» Record extracts
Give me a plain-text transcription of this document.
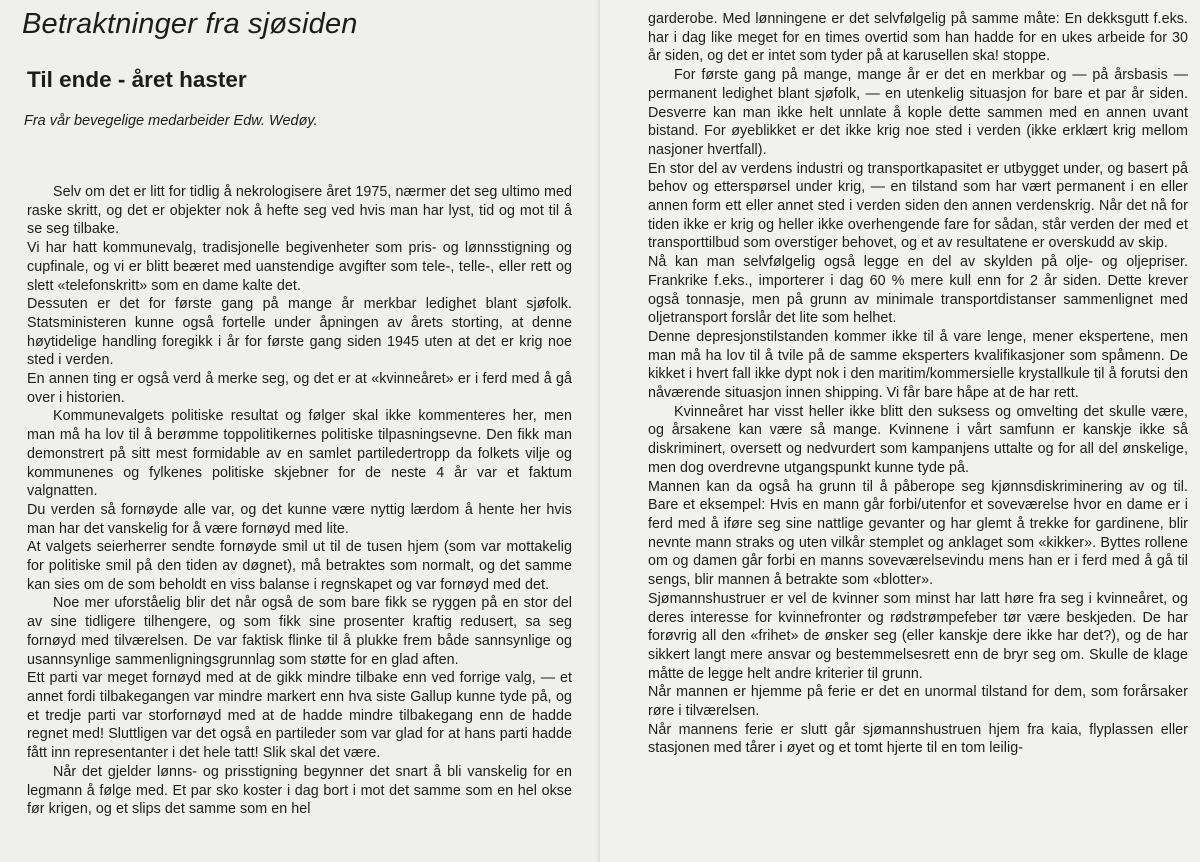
Betraktninger fra sjøsiden
Til ende - året haster

Fra vår bevegelige medarbeider Edw. Wedøy.

Selv om det er litt for tidlig å nekrologisere året 1975, nærmer det seg ultimo med raske skritt, og det er objekter nok å hefte seg ved hvis man har lyst, tid og mot til å se seg tilbake.

Vi har hatt kommunevalg, tradisjonelle begivenheter som pris- og lønnsstigning og cupfinale, og vi er blitt beæret med uanstendige avgifter som tele-, telle-, eller rett og slett «telefonskritt» som en dame kalte det.

Dessuten er det for første gang på mange år merkbar ledighet blant sjøfolk. Statsministeren kunne også fortelle under åpningen av årets storting, at denne høytidelige handling foregikk i år for første gang siden 1945 uten at det er krig noe sted i verden.

En annen ting er også verd å merke seg, og det er at «kvinneåret» er i ferd med å gå over i historien.

Kommunevalgets politiske resultat og følger skal ikke kommenteres her, men man må ha lov til å berømme toppolitikernes politiske tilpasningsevne. Den fikk man demonstrert på sitt mest formidable av en samlet partiledertropp da folkets vilje og kommunenes og fylkenes politiske skjebner for de neste 4 år var et faktum valgnatten.

Du verden så fornøyde alle var, og det kunne være nyttig lærdom å hente her hvis man har det vanskelig for å være fornøyd med lite.

At valgets seierherrer sendte fornøyde smil ut til de tusen hjem (som var mottakelig for politiske smil på den tiden av døgnet), må betraktes som normalt, og det samme kan sies om de som beholdt en viss balanse i regnskapet og var fornøyd med det.

Noe mer uforståelig blir det når også de som bare fikk se ryggen på en stor del av sine tidligere tilhengere, og som fikk sine prosenter kraftig redusert, sa seg fornøyd med tilværelsen. De var faktisk flinke til å plukke frem både sannsynlige og usannsynlige sammenligningsgrunnlag som støtte for en glad aften.

Ett parti var meget fornøyd med at de gikk mindre tilbake enn ved forrige valg, — et annet fordi tilbakegangen var mindre markert enn hva siste Gallup kunne tyde på, og et tredje parti var storfornøyd med at de hadde mindre tilbakegang enn de hadde regnet med! Sluttligen var det også en partileder som var glad for at hans parti hadde fått inn representanter i det hele tatt! Slik skal det være.

Når det gjelder lønns- og prisstigning begynner det snart å bli vanskelig for en legmann å følge med. Et par sko koster i dag bort i mot det samme som en hel okse før krigen, og et slips det samme som en hel

garderobe. Med lønningene er det selvfølgelig på samme måte: En dekksgutt f.eks. har i dag like meget for en times overtid som han hadde for en ukes arbeide for 30 år siden, og det er intet som tyder på at karusellen ska! stoppe.

For første gang på mange, mange år er det en merkbar og — på årsbasis — permanent ledighet blant sjøfolk, — en utenkelig situasjon for bare et par år siden. Desverre kan man ikke helt unnlate å kople dette sammen med en annen uvant bistand. For øyeblikket er det ikke krig noe sted i verden (ikke erklært krig mellom nasjoner hvertfall).

En stor del av verdens industri og transportkapasitet er utbygget under, og basert på behov og etterspørsel under krig, — en tilstand som har vært permanent i en eller annen form ett eller annet sted i verden siden den annen verdenskrig. Når det nå for tiden ikke er krig og heller ikke overhengende fare for sådan, står verden der med et transporttilbud som overstiger behovet, og et av resultatene er overskudd av skip.

Nå kan man selvfølgelig også legge en del av skylden på olje- og oljepriser. Frankrike f.eks., importerer i dag 60 % mere kull enn for 2 år siden. Dette krever også tonnasje, men på grunn av minimale transportdistanser sammenlignet med oljetransport forslår det lite som helhet.

Denne depresjonstilstanden kommer ikke til å vare lenge, mener ekspertene, men man må ha lov til å tvile på de samme eksperters kvalifikasjoner som spåmenn. De kikket i hvert fall ikke dypt nok i den maritim/kommersielle krystallkule til å forutsi den nåværende situasjon innen shipping. Vi får bare håpe at de har rett.

Kvinneåret har visst heller ikke blitt den suksess og omvelting det skulle være, og årsakene kan være så mange. Kvinnene i vårt samfunn er kanskje ikke så diskriminert, oversett og nedvurdert som kampanjens uttalte og for all del ønskelige, men dog overdrevne utgangspunkt kunne tyde på.

Mannen kan da også ha grunn til å påberope seg kjønnsdiskriminering av og til. Bare et eksempel: Hvis en mann går forbi/utenfor et soveværelse hvor en dame er i ferd med å iføre seg sine nattlige gevanter og har glemt å trekke for gardinene, blir nevnte mann straks og uten vilkår stemplet og anklaget som «kikker». Byttes rollene om og damen går forbi en manns soveværelsevindu mens han er i ferd med å gå til sengs, blir mannen å betrakte som «blotter».

Sjømannshustruer er vel de kvinner som minst har latt høre fra seg i kvinneåret, og deres interesse for kvinnefronter og rødstrømpefeber tør være beskjeden. De har forøvrig all den «frihet» de ønsker seg (eller kanskje dere ikke har det?), og de har sikkert langt mere ansvar og bestemmelsesrett enn de bryr seg om. Skulle de klage måtte de legge helt andre kriterier til grunn.

Når mannen er hjemme på ferie er det en unormal tilstand for dem, som forårsaker røre i tilværelsen.

Når mannens ferie er slutt går sjømannshustruen hjem fra kaia, flyplassen eller stasjonen med tårer i øyet og et tomt hjerte til en tom leilig-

» Requirements
Leaving out the pictures, repeat the data above exactly.

» Correct answer
Give me a plain-text transcription of this document.
Betraktninger fra sjøsiden
Til ende - året haster

Fra vår bevegelige medarbeider Edw. Wedøy.

Selv om det er litt for tidlig å nekrologisere året 1975, nærmer det seg ultimo med raske skritt, og det er objekter nok å hefte seg ved hvis man har lyst, tid og mot til å se seg tilbake.

Vi har hatt kommunevalg, tradisjonelle begivenheter som pris- og lønnsstigning og cupfinale, og vi er blitt beæret med uanstendige avgifter som tele-, telle-, eller rett og slett «telefonskritt» som en dame kalte det.

Dessuten er det for første gang på mange år merkbar ledighet blant sjøfolk. Statsministeren kunne også fortelle under åpningen av årets storting, at denne høytidelige handling foregikk i år for første gang siden 1945 uten at det er krig noe sted i verden.

En annen ting er også verd å merke seg, og det er at «kvinneåret» er i ferd med å gå over i historien.

Kommunevalgets politiske resultat og følger skal ikke kommenteres her, men man må ha lov til å berømme toppolitikernes politiske tilpasningsevne. Den fikk man demonstrert på sitt mest formidable av en samlet partiledertropp da folkets vilje og kommunenes og fylkenes politiske skjebner for de neste 4 år var et faktum valgnatten.

Du verden så fornøyde alle var, og det kunne være nyttig lærdom å hente her hvis man har det vanskelig for å være fornøyd med lite.

At valgets seierherrer sendte fornøyde smil ut til de tusen hjem (som var mottakelig for politiske smil på den tiden av døgnet), må betraktes som normalt, og det samme kan sies om de som beholdt en viss balanse i regnskapet og var fornøyd med det.

Noe mer uforståelig blir det når også de som bare fikk se ryggen på en stor del av sine tidligere tilhengere, og som fikk sine prosenter kraftig redusert, sa seg fornøyd med tilværelsen. De var faktisk flinke til å plukke frem både sannsynlige og usannsynlige sammenligningsgrunnlag som støtte for en glad aften.

Ett parti var meget fornøyd med at de gikk mindre tilbake enn ved forrige valg, — et annet fordi tilbakegangen var mindre markert enn hva siste Gallup kunne tyde på, og et tredje parti var storfornøyd med at de hadde mindre tilbakegang enn de hadde regnet med! Sluttligen var det også en partileder som var glad for at hans parti hadde fått inn representanter i det hele tatt! Slik skal det være.

Når det gjelder lønns- og prisstigning begynner det snart å bli vanskelig for en legmann å følge med. Et par sko koster i dag bort i mot det samme som en hel okse før krigen, og et slips det samme som en hel

garderobe. Med lønningene er det selvfølgelig på samme måte: En dekksgutt f.eks. har i dag like meget for en times overtid som han hadde for en ukes arbeide for 30 år siden, og det er intet som tyder på at karusellen ska! stoppe.

For første gang på mange, mange år er det en merkbar og — på årsbasis — permanent ledighet blant sjøfolk, — en utenkelig situasjon for bare et par år siden. Desverre kan man ikke helt unnlate å kople dette sammen med en annen uvant bistand. For øyeblikket er det ikke krig noe sted i verden (ikke erklært krig mellom nasjoner hvertfall).

En stor del av verdens industri og transportkapasitet er utbygget under, og basert på behov og etterspørsel under krig, — en tilstand som har vært permanent i en eller annen form ett eller annet sted i verden siden den annen verdenskrig. Når det nå for tiden ikke er krig og heller ikke overhengende fare for sådan, står verden der med et transporttilbud som overstiger behovet, og et av resultatene er overskudd av skip.

Nå kan man selvfølgelig også legge en del av skylden på olje- og oljepriser. Frankrike f.eks., importerer i dag 60 % mere kull enn for 2 år siden. Dette krever også tonnasje, men på grunn av minimale transportdistanser sammenlignet med oljetransport forslår det lite som helhet.

Denne depresjonstilstanden kommer ikke til å vare lenge, mener ekspertene, men man må ha lov til å tvile på de samme eksperters kvalifikasjoner som spåmenn. De kikket i hvert fall ikke dypt nok i den maritim/kommersielle krystallkule til å forutsi den nåværende situasjon innen shipping. Vi får bare håpe at de har rett.

Kvinneåret har visst heller ikke blitt den suksess og omvelting det skulle være, og årsakene kan være så mange. Kvinnene i vårt samfunn er kanskje ikke så diskriminert, oversett og nedvurdert som kampanjens uttalte og for all del ønskelige, men dog overdrevne utgangspunkt kunne tyde på.

Mannen kan da også ha grunn til å påberope seg kjønnsdiskriminering av og til. Bare et eksempel: Hvis en mann går forbi/utenfor et soveværelse hvor en dame er i ferd med å iføre seg sine nattlige gevanter og har glemt å trekke for gardinene, blir nevnte mann straks og uten vilkår stemplet og anklaget som «kikker». Byttes rollene om og damen går forbi en manns soveværelsevindu mens han er i ferd med å gå til sengs, blir mannen å betrakte som «blotter».

Sjømannshustruer er vel de kvinner som minst har latt høre fra seg i kvinneåret, og deres interesse for kvinnefronter og rødstrømpefeber tør være beskjeden. De har forøvrig all den «frihet» de ønsker seg (eller kanskje dere ikke har det?), og de har sikkert langt mere ansvar og bestemmelsesrett enn de bryr seg om. Skulle de klage måtte de legge helt andre kriterier til grunn.

Når mannen er hjemme på ferie er det en unormal tilstand for dem, som forårsaker røre i tilværelsen.

Når mannens ferie er slutt går sjømannshustruen hjem fra kaia, flyplassen eller stasjonen med tårer i øyet og et tomt hjerte til en tom leilig-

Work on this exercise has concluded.